(TASK BRIEF):
Without the images, write out all of the following entries exactly.

%%

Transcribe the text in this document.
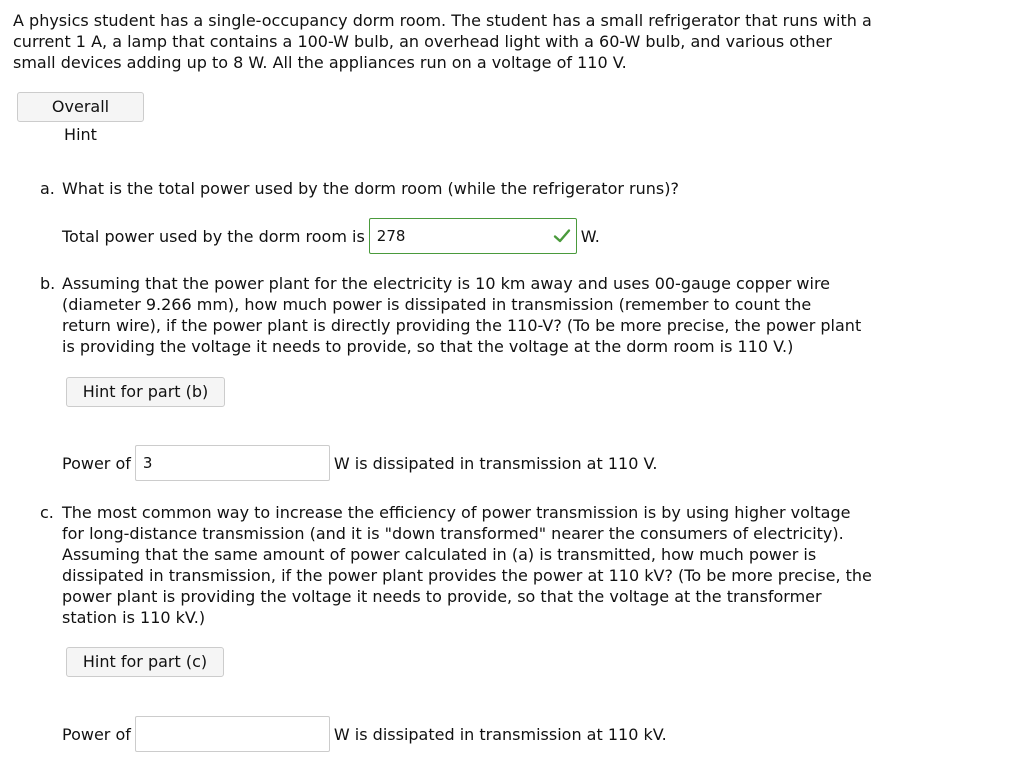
A physics student has a single-occupancy dorm room. The student has a small refrigerator that runs with a current 1 A, a lamp that contains a 100-W bulb, an overhead light with a 60-W bulb, and various other small devices adding up to 8 W. All the appliances run on a voltage of 110 V.

Overall Hint
a. What is the total power used by the dorm room (while the refrigerator runs)?
Total power used by the dorm room is
278	W.
b. Assuming that the power plant for the electricity is 10 km away and uses 00-gauge copper wire (diameter 9.266 mm), how much power is dissipated in transmission (remember to count the return wire), if the power plant is directly providing the 110-V? (To be more precise, the power plant is providing the voltage it needs to provide, so that the voltage at the dorm room is 110 V.)
Hint for part (b)
Power of
3	W is dissipated in transmission at 110 V.
c. The most common way to increase the efficiency of power transmission is by using higher voltage for long-distance transmission (and it is "down transformed" nearer the consumers of electricity). Assuming that the same amount of power calculated in (a) is transmitted, how much power is dissipated in transmission, if the power plant provides the power at 110 kV? (To be more precise, the power plant is providing the voltage it needs to provide, so that the voltage at the transformer station is 110 kV.)
Hint for part (c)
Power of	W is dissipated in transmission at 110 kV.
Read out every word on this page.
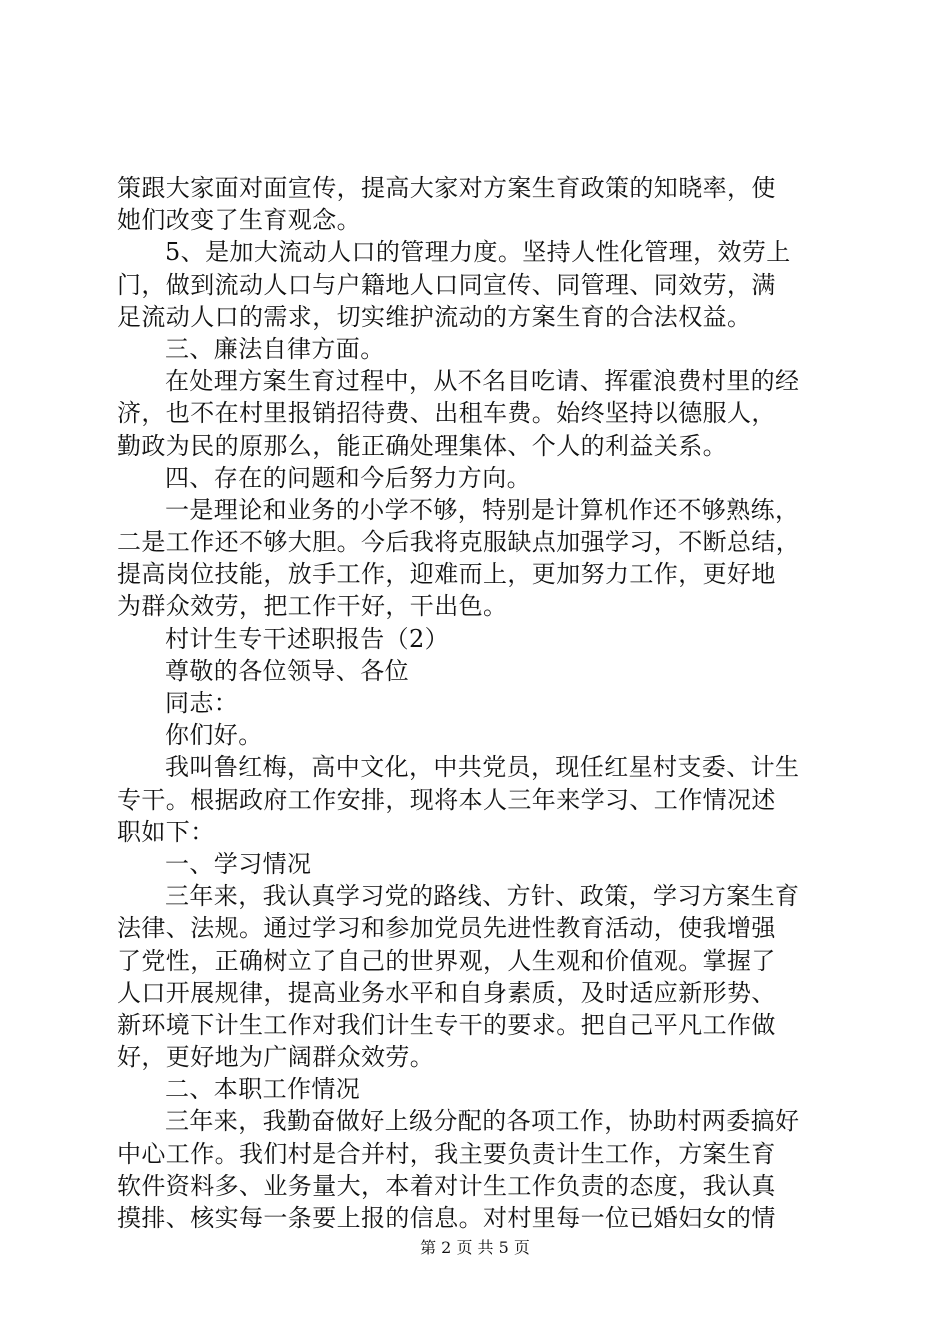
策跟大家面对面宣传，提高大家对方案生育政策的知晓率，使
她们改变了生育观念。
5、是加大流动人口的管理力度。坚持人性化管理，效劳上
门，做到流动人口与户籍地人口同宣传、同管理、同效劳，满
足流动人口的需求，切实维护流动的方案生育的合法权益。
三、廉法自律方面。
在处理方案生育过程中，从不名目吃请、挥霍浪费村里的经
济，也不在村里报销招待费、出租车费。始终坚持以德服人，
勤政为民的原那么，能正确处理集体、个人的利益关系。
四、存在的问题和今后努力方向。
一是理论和业务的小学不够，特别是计算机作还不够熟练，
二是工作还不够大胆。今后我将克服缺点加强学习，不断总结，
提高岗位技能，放手工作，迎难而上，更加努力工作，更好地
为群众效劳，把工作干好，干出色。
村计生专干述职报告（2）
尊敬的各位领导、各位
同志：
你们好。
我叫鲁红梅，高中文化，中共党员，现任红星村支委、计生
专干。根据政府工作安排，现将本人三年来学习、工作情况述
职如下：
一、学习情况
三年来，我认真学习党的路线、方针、政策，学习方案生育
法律、法规。通过学习和参加党员先进性教育活动，使我增强
了党性，正确树立了自己的世界观，人生观和价值观。掌握了
人口开展规律，提高业务水平和自身素质，及时适应新形势、
新环境下计生工作对我们计生专干的要求。把自己平凡工作做
好，更好地为广阔群众效劳。
二、本职工作情况
三年来，我勤奋做好上级分配的各项工作，协助村两委搞好
中心工作。我们村是合并村，我主要负责计生工作，方案生育
软件资料多、业务量大，本着对计生工作负责的态度，我认真
摸排、核实每一条要上报的信息。对村里每一位已婚妇女的情
第 2 页 共 5 页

%%

(EXERCISE RESPONSE):
Transcribe the text in this document.
A physics student has a single-occupancy dorm room. The student has a small refrigerator that runs with a current 1 A, a lamp that contains a 100-W bulb, an overhead light with a 60-W bulb, and various other small devices adding up to 8 W. All the appliances run on a voltage of 110 V.

Overall Hint
a. What is the total power used by the dorm room (while the refrigerator runs)?
Total power used by the dorm room is
278	W.
b. Assuming that the power plant for the electricity is 10 km away and uses 00-gauge copper wire (diameter 9.266 mm), how much power is dissipated in transmission (remember to count the return wire), if the power plant is directly providing the 110-V? (To be more precise, the power plant is providing the voltage it needs to provide, so that the voltage at the dorm room is 110 V.)
Hint for part (b)
Power of
3	W is dissipated in transmission at 110 V.
c. The most common way to increase the efficiency of power transmission is by using higher voltage for long-distance transmission (and it is "down transformed" nearer the consumers of electricity). Assuming that the same amount of power calculated in (a) is transmitted, how much power is dissipated in transmission, if the power plant provides the power at 110 kV? (To be more precise, the power plant is providing the voltage it needs to provide, so that the voltage at the transformer station is 110 kV.)
Hint for part (c)
Power of	W is dissipated in transmission at 110 kV.
Read out every word on this page.
策跟大家面对面宣传，提高大家对方案生育政策的知晓率，使
她们改变了生育观念。
5、是加大流动人口的管理力度。坚持人性化管理，效劳上
门，做到流动人口与户籍地人口同宣传、同管理、同效劳，满
足流动人口的需求，切实维护流动的方案生育的合法权益。
三、廉法自律方面。
在处理方案生育过程中，从不名目吃请、挥霍浪费村里的经
济，也不在村里报销招待费、出租车费。始终坚持以德服人，
勤政为民的原那么，能正确处理集体、个人的利益关系。
四、存在的问题和今后努力方向。
一是理论和业务的小学不够，特别是计算机作还不够熟练，
二是工作还不够大胆。今后我将克服缺点加强学习，不断总结，
提高岗位技能，放手工作，迎难而上，更加努力工作，更好地
为群众效劳，把工作干好，干出色。
村计生专干述职报告（2）
尊敬的各位领导、各位
同志：
你们好。
我叫鲁红梅，高中文化，中共党员，现任红星村支委、计生
专干。根据政府工作安排，现将本人三年来学习、工作情况述
职如下：
一、学习情况
三年来，我认真学习党的路线、方针、政策，学习方案生育
法律、法规。通过学习和参加党员先进性教育活动，使我增强
了党性，正确树立了自己的世界观，人生观和价值观。掌握了
人口开展规律，提高业务水平和自身素质，及时适应新形势、
新环境下计生工作对我们计生专干的要求。把自己平凡工作做
好，更好地为广阔群众效劳。
二、本职工作情况
三年来，我勤奋做好上级分配的各项工作，协助村两委搞好
中心工作。我们村是合并村，我主要负责计生工作，方案生育
软件资料多、业务量大，本着对计生工作负责的态度，我认真
摸排、核实每一条要上报的信息。对村里每一位已婚妇女的情
第 2 页 共 5 页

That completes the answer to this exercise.